Written exercise: Go through the records underneath and write each one out again exactly.

Dataset rows about figures
---

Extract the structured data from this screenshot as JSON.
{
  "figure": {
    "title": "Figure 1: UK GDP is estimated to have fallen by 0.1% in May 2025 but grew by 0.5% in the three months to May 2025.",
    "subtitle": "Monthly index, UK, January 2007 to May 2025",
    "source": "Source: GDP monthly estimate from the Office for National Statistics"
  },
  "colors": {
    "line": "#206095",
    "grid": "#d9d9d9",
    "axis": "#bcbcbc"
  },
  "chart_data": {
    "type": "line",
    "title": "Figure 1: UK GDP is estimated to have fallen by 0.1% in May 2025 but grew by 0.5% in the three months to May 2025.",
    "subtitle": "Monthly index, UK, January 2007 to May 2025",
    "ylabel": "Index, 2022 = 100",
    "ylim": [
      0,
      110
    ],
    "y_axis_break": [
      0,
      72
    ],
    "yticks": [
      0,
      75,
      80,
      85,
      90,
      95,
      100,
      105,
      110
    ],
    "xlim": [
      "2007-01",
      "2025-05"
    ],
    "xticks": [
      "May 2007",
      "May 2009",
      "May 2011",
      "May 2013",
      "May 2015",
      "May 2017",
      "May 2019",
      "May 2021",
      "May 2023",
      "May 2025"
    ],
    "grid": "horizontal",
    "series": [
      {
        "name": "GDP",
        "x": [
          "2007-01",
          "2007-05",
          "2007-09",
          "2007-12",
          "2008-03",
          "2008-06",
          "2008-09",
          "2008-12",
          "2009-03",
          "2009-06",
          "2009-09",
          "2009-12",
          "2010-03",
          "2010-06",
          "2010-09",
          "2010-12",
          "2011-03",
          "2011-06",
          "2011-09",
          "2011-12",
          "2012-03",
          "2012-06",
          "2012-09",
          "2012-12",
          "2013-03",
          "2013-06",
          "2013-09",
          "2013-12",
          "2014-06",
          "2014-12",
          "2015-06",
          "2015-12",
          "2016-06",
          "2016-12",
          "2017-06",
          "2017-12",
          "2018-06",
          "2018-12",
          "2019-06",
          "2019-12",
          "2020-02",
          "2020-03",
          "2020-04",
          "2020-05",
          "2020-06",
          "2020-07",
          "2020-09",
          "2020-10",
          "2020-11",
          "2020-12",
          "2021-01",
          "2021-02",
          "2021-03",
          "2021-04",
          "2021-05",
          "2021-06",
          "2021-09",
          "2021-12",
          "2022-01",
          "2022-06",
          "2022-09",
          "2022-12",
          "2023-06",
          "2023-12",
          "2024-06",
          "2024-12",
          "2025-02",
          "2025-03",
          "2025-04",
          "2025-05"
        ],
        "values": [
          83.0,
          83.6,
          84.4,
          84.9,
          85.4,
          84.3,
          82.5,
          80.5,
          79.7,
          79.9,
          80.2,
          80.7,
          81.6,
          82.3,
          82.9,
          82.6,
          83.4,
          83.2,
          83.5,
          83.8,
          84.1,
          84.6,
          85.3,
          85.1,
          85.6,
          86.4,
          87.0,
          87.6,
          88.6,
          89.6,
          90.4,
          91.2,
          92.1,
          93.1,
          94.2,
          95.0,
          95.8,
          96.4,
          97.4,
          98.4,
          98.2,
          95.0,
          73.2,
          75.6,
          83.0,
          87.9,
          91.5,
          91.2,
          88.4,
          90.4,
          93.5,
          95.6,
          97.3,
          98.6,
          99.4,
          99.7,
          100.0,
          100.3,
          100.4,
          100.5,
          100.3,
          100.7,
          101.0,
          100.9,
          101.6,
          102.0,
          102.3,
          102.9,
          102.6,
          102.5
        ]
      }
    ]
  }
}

---

Result below:
Extract the structured data from this screenshot as JSON.
{
  "figure": {
    "title": "Figure 1: UK GDP is estimated to have fallen by 0.1% in May 2025 but grew by 0.5% in the three months to May 2025.",
    "subtitle": "Monthly index, UK, January 2007 to May 2025",
    "source": "Source: GDP monthly estimate from the Office for National Statistics"
  },
  "colors": {
    "line": "#206095",
    "grid": "#d9d9d9",
    "axis": "#bcbcbc"
  },
  "chart_data": {
    "type": "line",
    "title": "Figure 1: UK GDP is estimated to have fallen by 0.1% in May 2025 but grew by 0.5% in the three months to May 2025.",
    "subtitle": "Monthly index, UK, January 2007 to May 2025",
    "ylabel": "Index, 2022 = 100",
    "ylim": [
      0,
      110
    ],
    "y_axis_break": [
      0,
      72
    ],
    "yticks": [
      0,
      75,
      80,
      85,
      90,
      95,
      100,
      105,
      110
    ],
    "xlim": [
      "2007-01",
      "2025-05"
    ],
    "xticks": [
      "May 2007",
      "May 2009",
      "May 2011",
      "May 2013",
      "May 2015",
      "May 2017",
      "May 2019",
      "May 2021",
      "May 2023",
      "May 2025"
    ],
    "grid": "horizontal",
    "series": [
      {
        "name": "GDP",
        "x": [
          "2007-01",
          "2007-05",
          "2007-09",
          "2007-12",
          "2008-03",
          "2008-06",
          "2008-09",
          "2008-12",
          "2009-03",
          "2009-06",
          "2009-09",
          "2009-12",
          "2010-03",
          "2010-06",
          "2010-09",
          "2010-12",
          "2011-03",
          "2011-06",
          "2011-09",
          "2011-12",
          "2012-03",
          "2012-06",
          "2012-09",
          "2012-12",
          "2013-03",
          "2013-06",
          "2013-09",
          "2013-12",
          "2014-06",
          "2014-12",
          "2015-06",
          "2015-12",
          "2016-06",
          "2016-12",
          "2017-06",
          "2017-12",
          "2018-06",
          "2018-12",
          "2019-06",
          "2019-12",
          "2020-02",
          "2020-03",
          "2020-04",
          "2020-05",
          "2020-06",
          "2020-07",
          "2020-09",
          "2020-10",
          "2020-11",
          "2020-12",
          "2021-01",
          "2021-02",
          "2021-03",
          "2021-04",
          "2021-05",
          "2021-06",
          "2021-09",
          "2021-12",
          "2022-01",
          "2022-06",
          "2022-09",
          "2022-12",
          "2023-06",
          "2023-12",
          "2024-06",
          "2024-12",
          "2025-02",
          "2025-03",
          "2025-04",
          "2025-05"
        ],
        "values": [
          83.0,
          83.6,
          84.4,
          84.9,
          85.4,
          84.3,
          82.5,
          80.5,
          79.7,
          79.9,
          80.2,
          80.7,
          81.6,
          82.3,
          82.9,
          82.6,
          83.4,
          83.2,
          83.5,
          83.8,
          84.1,
          84.6,
          85.3,
          85.1,
          85.6,
          86.4,
          87.0,
          87.6,
          88.6,
          89.6,
          90.4,
          91.2,
          92.1,
          93.1,
          94.2,
          95.0,
          95.8,
          96.4,
          97.4,
          98.4,
          98.2,
          95.0,
          73.2,
          75.6,
          83.0,
          87.9,
          91.5,
          91.2,
          88.4,
          90.4,
          93.5,
          95.6,
          97.3,
          98.6,
          99.4,
          99.7,
          100.0,
          100.3,
          100.4,
          100.5,
          100.3,
          100.7,
          101.0,
          100.9,
          101.6,
          102.0,
          102.3,
          102.9,
          102.6,
          102.5
        ]
      }
    ]
  }
}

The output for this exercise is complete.